— BEGIN DATA FOR PROCESSING —

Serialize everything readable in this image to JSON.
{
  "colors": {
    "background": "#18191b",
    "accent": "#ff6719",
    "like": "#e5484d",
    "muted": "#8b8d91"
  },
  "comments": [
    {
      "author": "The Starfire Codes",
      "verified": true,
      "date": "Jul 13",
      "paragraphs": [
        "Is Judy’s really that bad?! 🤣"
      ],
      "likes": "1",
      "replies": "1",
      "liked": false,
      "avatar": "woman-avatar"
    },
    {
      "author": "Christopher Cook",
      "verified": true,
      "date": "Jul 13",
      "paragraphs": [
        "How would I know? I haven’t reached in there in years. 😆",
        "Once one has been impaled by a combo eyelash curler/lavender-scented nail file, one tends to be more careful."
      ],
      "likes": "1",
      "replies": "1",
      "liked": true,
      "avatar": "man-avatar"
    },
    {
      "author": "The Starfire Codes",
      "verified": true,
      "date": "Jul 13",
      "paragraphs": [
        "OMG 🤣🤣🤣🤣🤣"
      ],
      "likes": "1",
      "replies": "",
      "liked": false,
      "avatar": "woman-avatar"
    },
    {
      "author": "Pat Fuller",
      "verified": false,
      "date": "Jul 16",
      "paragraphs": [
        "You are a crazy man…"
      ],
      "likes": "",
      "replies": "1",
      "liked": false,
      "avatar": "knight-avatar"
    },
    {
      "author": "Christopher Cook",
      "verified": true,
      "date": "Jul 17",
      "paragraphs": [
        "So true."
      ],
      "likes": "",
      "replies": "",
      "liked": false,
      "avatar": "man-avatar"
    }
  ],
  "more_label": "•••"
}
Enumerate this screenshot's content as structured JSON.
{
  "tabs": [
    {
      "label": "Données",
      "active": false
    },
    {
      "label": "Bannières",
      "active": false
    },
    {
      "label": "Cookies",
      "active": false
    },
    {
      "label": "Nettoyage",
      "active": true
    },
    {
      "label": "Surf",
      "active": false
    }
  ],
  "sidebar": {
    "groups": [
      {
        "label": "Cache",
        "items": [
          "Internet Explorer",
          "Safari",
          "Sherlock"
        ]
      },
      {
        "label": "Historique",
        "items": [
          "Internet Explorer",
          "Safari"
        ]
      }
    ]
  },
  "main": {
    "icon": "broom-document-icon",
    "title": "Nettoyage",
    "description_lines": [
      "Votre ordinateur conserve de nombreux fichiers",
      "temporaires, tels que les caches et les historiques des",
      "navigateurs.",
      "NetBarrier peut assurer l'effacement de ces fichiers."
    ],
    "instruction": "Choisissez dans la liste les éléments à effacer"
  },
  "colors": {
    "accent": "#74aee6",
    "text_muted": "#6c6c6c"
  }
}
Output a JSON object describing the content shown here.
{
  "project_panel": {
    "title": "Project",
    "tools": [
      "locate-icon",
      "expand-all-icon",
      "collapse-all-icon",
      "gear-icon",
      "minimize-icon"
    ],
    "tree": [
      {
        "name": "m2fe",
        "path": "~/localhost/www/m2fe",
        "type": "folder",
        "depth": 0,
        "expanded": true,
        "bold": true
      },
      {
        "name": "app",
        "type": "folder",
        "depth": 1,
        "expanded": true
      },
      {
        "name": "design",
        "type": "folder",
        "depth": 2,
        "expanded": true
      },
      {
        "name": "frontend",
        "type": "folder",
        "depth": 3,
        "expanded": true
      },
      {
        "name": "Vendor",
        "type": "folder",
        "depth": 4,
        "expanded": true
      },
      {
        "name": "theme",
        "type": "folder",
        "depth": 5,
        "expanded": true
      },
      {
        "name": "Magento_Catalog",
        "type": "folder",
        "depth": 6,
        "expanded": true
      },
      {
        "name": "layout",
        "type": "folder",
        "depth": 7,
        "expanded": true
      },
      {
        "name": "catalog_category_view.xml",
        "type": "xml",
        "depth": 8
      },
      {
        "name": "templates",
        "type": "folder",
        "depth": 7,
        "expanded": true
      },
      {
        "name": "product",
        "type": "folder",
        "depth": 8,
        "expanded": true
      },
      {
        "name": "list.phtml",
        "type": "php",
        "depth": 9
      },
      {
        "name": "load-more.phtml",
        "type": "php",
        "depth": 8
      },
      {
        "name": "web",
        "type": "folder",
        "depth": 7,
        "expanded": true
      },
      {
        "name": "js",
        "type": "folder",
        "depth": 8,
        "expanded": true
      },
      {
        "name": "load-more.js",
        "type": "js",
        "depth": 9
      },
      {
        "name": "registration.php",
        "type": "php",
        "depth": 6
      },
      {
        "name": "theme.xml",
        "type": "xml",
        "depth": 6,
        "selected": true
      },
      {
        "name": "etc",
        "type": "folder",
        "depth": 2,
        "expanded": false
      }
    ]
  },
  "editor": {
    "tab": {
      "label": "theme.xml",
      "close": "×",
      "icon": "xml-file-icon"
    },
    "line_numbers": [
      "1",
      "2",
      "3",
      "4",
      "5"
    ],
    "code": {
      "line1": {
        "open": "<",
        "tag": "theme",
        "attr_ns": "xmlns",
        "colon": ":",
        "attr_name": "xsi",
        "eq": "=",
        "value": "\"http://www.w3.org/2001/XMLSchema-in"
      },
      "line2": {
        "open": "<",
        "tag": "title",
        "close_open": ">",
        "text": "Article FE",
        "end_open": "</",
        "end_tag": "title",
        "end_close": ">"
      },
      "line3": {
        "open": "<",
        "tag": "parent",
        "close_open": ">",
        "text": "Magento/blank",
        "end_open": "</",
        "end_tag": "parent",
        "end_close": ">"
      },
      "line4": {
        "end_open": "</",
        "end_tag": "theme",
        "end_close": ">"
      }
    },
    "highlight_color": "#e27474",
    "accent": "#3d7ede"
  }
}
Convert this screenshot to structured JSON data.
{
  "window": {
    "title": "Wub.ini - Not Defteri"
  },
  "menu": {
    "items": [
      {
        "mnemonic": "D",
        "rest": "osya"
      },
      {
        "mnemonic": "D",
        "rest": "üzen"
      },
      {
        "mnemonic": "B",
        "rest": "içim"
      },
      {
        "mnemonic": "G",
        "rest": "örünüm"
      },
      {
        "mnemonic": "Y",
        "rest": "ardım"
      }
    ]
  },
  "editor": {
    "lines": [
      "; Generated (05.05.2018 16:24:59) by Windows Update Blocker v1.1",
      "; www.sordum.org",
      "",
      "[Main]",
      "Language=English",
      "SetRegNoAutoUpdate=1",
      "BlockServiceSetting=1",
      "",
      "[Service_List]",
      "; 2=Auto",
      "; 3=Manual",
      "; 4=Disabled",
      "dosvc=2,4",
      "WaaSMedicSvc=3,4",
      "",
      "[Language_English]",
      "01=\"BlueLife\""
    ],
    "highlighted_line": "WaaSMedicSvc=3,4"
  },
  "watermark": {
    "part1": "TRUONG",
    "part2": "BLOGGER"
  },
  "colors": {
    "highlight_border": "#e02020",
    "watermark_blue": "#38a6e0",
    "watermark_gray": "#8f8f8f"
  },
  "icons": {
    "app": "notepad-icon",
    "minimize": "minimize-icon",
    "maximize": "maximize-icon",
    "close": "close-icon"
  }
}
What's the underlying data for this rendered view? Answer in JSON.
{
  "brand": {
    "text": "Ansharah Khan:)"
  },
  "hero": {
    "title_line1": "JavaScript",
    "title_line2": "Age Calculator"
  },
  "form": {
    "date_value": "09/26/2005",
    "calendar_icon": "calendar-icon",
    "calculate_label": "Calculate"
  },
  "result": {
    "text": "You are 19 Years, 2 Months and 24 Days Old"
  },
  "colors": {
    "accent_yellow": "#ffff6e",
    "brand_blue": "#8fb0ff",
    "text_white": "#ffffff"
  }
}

— END DATA FOR PROCESSING —

Copy out all the entries shown above, character for character.

• EXERCISE ANSWER:
Serialize everything readable in this image to JSON.
{
  "colors": {
    "background": "#18191b",
    "accent": "#ff6719",
    "like": "#e5484d",
    "muted": "#8b8d91"
  },
  "comments": [
    {
      "author": "The Starfire Codes",
      "verified": true,
      "date": "Jul 13",
      "paragraphs": [
        "Is Judy’s really that bad?! 🤣"
      ],
      "likes": "1",
      "replies": "1",
      "liked": false,
      "avatar": "woman-avatar"
    },
    {
      "author": "Christopher Cook",
      "verified": true,
      "date": "Jul 13",
      "paragraphs": [
        "How would I know? I haven’t reached in there in years. 😆",
        "Once one has been impaled by a combo eyelash curler/lavender-scented nail file, one tends to be more careful."
      ],
      "likes": "1",
      "replies": "1",
      "liked": true,
      "avatar": "man-avatar"
    },
    {
      "author": "The Starfire Codes",
      "verified": true,
      "date": "Jul 13",
      "paragraphs": [
        "OMG 🤣🤣🤣🤣🤣"
      ],
      "likes": "1",
      "replies": "",
      "liked": false,
      "avatar": "woman-avatar"
    },
    {
      "author": "Pat Fuller",
      "verified": false,
      "date": "Jul 16",
      "paragraphs": [
        "You are a crazy man…"
      ],
      "likes": "",
      "replies": "1",
      "liked": false,
      "avatar": "knight-avatar"
    },
    {
      "author": "Christopher Cook",
      "verified": true,
      "date": "Jul 17",
      "paragraphs": [
        "So true."
      ],
      "likes": "",
      "replies": "",
      "liked": false,
      "avatar": "man-avatar"
    }
  ],
  "more_label": "•••"
}
Enumerate this screenshot's content as structured JSON.
{
  "tabs": [
    {
      "label": "Données",
      "active": false
    },
    {
      "label": "Bannières",
      "active": false
    },
    {
      "label": "Cookies",
      "active": false
    },
    {
      "label": "Nettoyage",
      "active": true
    },
    {
      "label": "Surf",
      "active": false
    }
  ],
  "sidebar": {
    "groups": [
      {
        "label": "Cache",
        "items": [
          "Internet Explorer",
          "Safari",
          "Sherlock"
        ]
      },
      {
        "label": "Historique",
        "items": [
          "Internet Explorer",
          "Safari"
        ]
      }
    ]
  },
  "main": {
    "icon": "broom-document-icon",
    "title": "Nettoyage",
    "description_lines": [
      "Votre ordinateur conserve de nombreux fichiers",
      "temporaires, tels que les caches et les historiques des",
      "navigateurs.",
      "NetBarrier peut assurer l'effacement de ces fichiers."
    ],
    "instruction": "Choisissez dans la liste les éléments à effacer"
  },
  "colors": {
    "accent": "#74aee6",
    "text_muted": "#6c6c6c"
  }
}
Output a JSON object describing the content shown here.
{
  "project_panel": {
    "title": "Project",
    "tools": [
      "locate-icon",
      "expand-all-icon",
      "collapse-all-icon",
      "gear-icon",
      "minimize-icon"
    ],
    "tree": [
      {
        "name": "m2fe",
        "path": "~/localhost/www/m2fe",
        "type": "folder",
        "depth": 0,
        "expanded": true,
        "bold": true
      },
      {
        "name": "app",
        "type": "folder",
        "depth": 1,
        "expanded": true
      },
      {
        "name": "design",
        "type": "folder",
        "depth": 2,
        "expanded": true
      },
      {
        "name": "frontend",
        "type": "folder",
        "depth": 3,
        "expanded": true
      },
      {
        "name": "Vendor",
        "type": "folder",
        "depth": 4,
        "expanded": true
      },
      {
        "name": "theme",
        "type": "folder",
        "depth": 5,
        "expanded": true
      },
      {
        "name": "Magento_Catalog",
        "type": "folder",
        "depth": 6,
        "expanded": true
      },
      {
        "name": "layout",
        "type": "folder",
        "depth": 7,
        "expanded": true
      },
      {
        "name": "catalog_category_view.xml",
        "type": "xml",
        "depth": 8
      },
      {
        "name": "templates",
        "type": "folder",
        "depth": 7,
        "expanded": true
      },
      {
        "name": "product",
        "type": "folder",
        "depth": 8,
        "expanded": true
      },
      {
        "name": "list.phtml",
        "type": "php",
        "depth": 9
      },
      {
        "name": "load-more.phtml",
        "type": "php",
        "depth": 8
      },
      {
        "name": "web",
        "type": "folder",
        "depth": 7,
        "expanded": true
      },
      {
        "name": "js",
        "type": "folder",
        "depth": 8,
        "expanded": true
      },
      {
        "name": "load-more.js",
        "type": "js",
        "depth": 9
      },
      {
        "name": "registration.php",
        "type": "php",
        "depth": 6
      },
      {
        "name": "theme.xml",
        "type": "xml",
        "depth": 6,
        "selected": true
      },
      {
        "name": "etc",
        "type": "folder",
        "depth": 2,
        "expanded": false
      }
    ]
  },
  "editor": {
    "tab": {
      "label": "theme.xml",
      "close": "×",
      "icon": "xml-file-icon"
    },
    "line_numbers": [
      "1",
      "2",
      "3",
      "4",
      "5"
    ],
    "code": {
      "line1": {
        "open": "<",
        "tag": "theme",
        "attr_ns": "xmlns",
        "colon": ":",
        "attr_name": "xsi",
        "eq": "=",
        "value": "\"http://www.w3.org/2001/XMLSchema-in"
      },
      "line2": {
        "open": "<",
        "tag": "title",
        "close_open": ">",
        "text": "Article FE",
        "end_open": "</",
        "end_tag": "title",
        "end_close": ">"
      },
      "line3": {
        "open": "<",
        "tag": "parent",
        "close_open": ">",
        "text": "Magento/blank",
        "end_open": "</",
        "end_tag": "parent",
        "end_close": ">"
      },
      "line4": {
        "end_open": "</",
        "end_tag": "theme",
        "end_close": ">"
      }
    },
    "highlight_color": "#e27474",
    "accent": "#3d7ede"
  }
}
Convert this screenshot to structured JSON data.
{
  "window": {
    "title": "Wub.ini - Not Defteri"
  },
  "menu": {
    "items": [
      {
        "mnemonic": "D",
        "rest": "osya"
      },
      {
        "mnemonic": "D",
        "rest": "üzen"
      },
      {
        "mnemonic": "B",
        "rest": "içim"
      },
      {
        "mnemonic": "G",
        "rest": "örünüm"
      },
      {
        "mnemonic": "Y",
        "rest": "ardım"
      }
    ]
  },
  "editor": {
    "lines": [
      "; Generated (05.05.2018 16:24:59) by Windows Update Blocker v1.1",
      "; www.sordum.org",
      "",
      "[Main]",
      "Language=English",
      "SetRegNoAutoUpdate=1",
      "BlockServiceSetting=1",
      "",
      "[Service_List]",
      "; 2=Auto",
      "; 3=Manual",
      "; 4=Disabled",
      "dosvc=2,4",
      "WaaSMedicSvc=3,4",
      "",
      "[Language_English]",
      "01=\"BlueLife\""
    ],
    "highlighted_line": "WaaSMedicSvc=3,4"
  },
  "watermark": {
    "part1": "TRUONG",
    "part2": "BLOGGER"
  },
  "colors": {
    "highlight_border": "#e02020",
    "watermark_blue": "#38a6e0",
    "watermark_gray": "#8f8f8f"
  },
  "icons": {
    "app": "notepad-icon",
    "minimize": "minimize-icon",
    "maximize": "maximize-icon",
    "close": "close-icon"
  }
}
What's the underlying data for this rendered view? Answer in JSON.
{
  "brand": {
    "text": "Ansharah Khan:)"
  },
  "hero": {
    "title_line1": "JavaScript",
    "title_line2": "Age Calculator"
  },
  "form": {
    "date_value": "09/26/2005",
    "calendar_icon": "calendar-icon",
    "calculate_label": "Calculate"
  },
  "result": {
    "text": "You are 19 Years, 2 Months and 24 Days Old"
  },
  "colors": {
    "accent_yellow": "#ffff6e",
    "brand_blue": "#8fb0ff",
    "text_white": "#ffffff"
  }
}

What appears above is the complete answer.